Below are the records; reproduce all of them exactly but without any images.

INPUT DATA
┄┄┄┄┄┄┄┄┄┄┄┄┄┄┄┄┄┄┄┄

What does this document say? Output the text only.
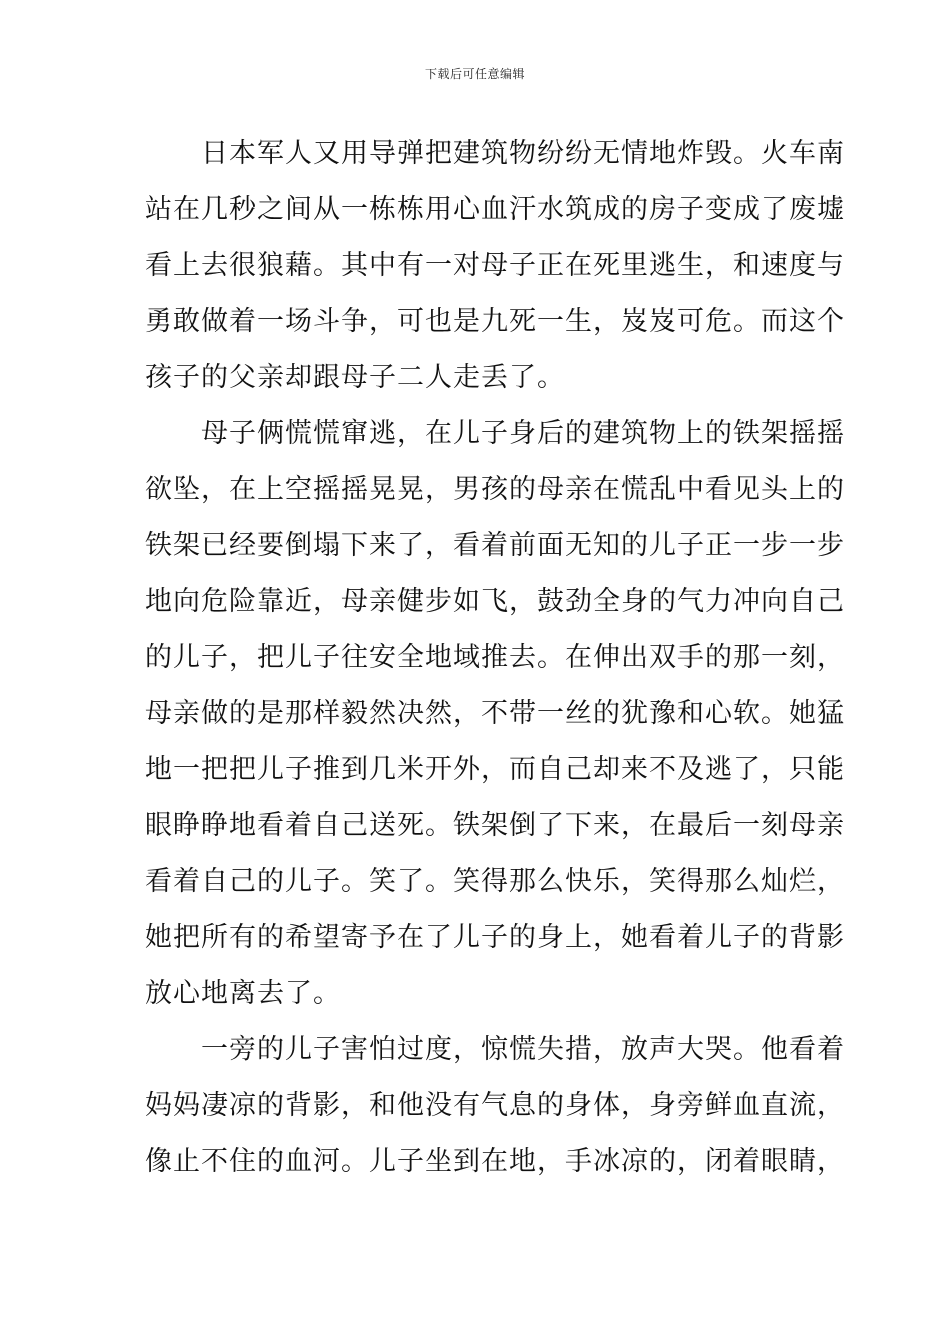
下载后可任意编辑
日本军人又用导弹把建筑物纷纷无情地炸毁。火车南
站在几秒之间从一栋栋用心血汗水筑成的房子变成了废墟
看上去很狼藉。其中有一对母子正在死里逃生，和速度与
勇敢做着一场斗争，可也是九死一生，岌岌可危。而这个
孩子的父亲却跟母子二人走丢了。
母子俩慌慌窜逃，在儿子身后的建筑物上的铁架摇摇
欲坠，在上空摇摇晃晃，男孩的母亲在慌乱中看见头上的
铁架已经要倒塌下来了，看着前面无知的儿子正一步一步
地向危险靠近，母亲健步如飞，鼓劲全身的气力冲向自己
的儿子，把儿子往安全地域推去。在伸出双手的那一刻，
母亲做的是那样毅然决然，不带一丝的犹豫和心软。她猛
地一把把儿子推到几米开外，而自己却来不及逃了，只能
眼睁睁地看着自己送死。铁架倒了下来，在最后一刻母亲
看着自己的儿子。笑了。笑得那么快乐，笑得那么灿烂，
她把所有的希望寄予在了儿子的身上，她看着儿子的背影
放心地离去了。
一旁的儿子害怕过度，惊慌失措，放声大哭。他看着
妈妈凄凉的背影，和他没有气息的身体，身旁鲜血直流，
像止不住的血河。儿子坐到在地，手冰凉的，闭着眼睛，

┄┄┄┄┄┄┄┄┄┄┄┄┄┄┄┄┄┄┄┄

TASK SOLUTION
What does this document say? Output the text only.
下载后可任意编辑
日本军人又用导弹把建筑物纷纷无情地炸毁。火车南
站在几秒之间从一栋栋用心血汗水筑成的房子变成了废墟
看上去很狼藉。其中有一对母子正在死里逃生，和速度与
勇敢做着一场斗争，可也是九死一生，岌岌可危。而这个
孩子的父亲却跟母子二人走丢了。
母子俩慌慌窜逃，在儿子身后的建筑物上的铁架摇摇
欲坠，在上空摇摇晃晃，男孩的母亲在慌乱中看见头上的
铁架已经要倒塌下来了，看着前面无知的儿子正一步一步
地向危险靠近，母亲健步如飞，鼓劲全身的气力冲向自己
的儿子，把儿子往安全地域推去。在伸出双手的那一刻，
母亲做的是那样毅然决然，不带一丝的犹豫和心软。她猛
地一把把儿子推到几米开外，而自己却来不及逃了，只能
眼睁睁地看着自己送死。铁架倒了下来，在最后一刻母亲
看着自己的儿子。笑了。笑得那么快乐，笑得那么灿烂，
她把所有的希望寄予在了儿子的身上，她看着儿子的背影
放心地离去了。
一旁的儿子害怕过度，惊慌失措，放声大哭。他看着
妈妈凄凉的背影，和他没有气息的身体，身旁鲜血直流，
像止不住的血河。儿子坐到在地，手冰凉的，闭着眼睛，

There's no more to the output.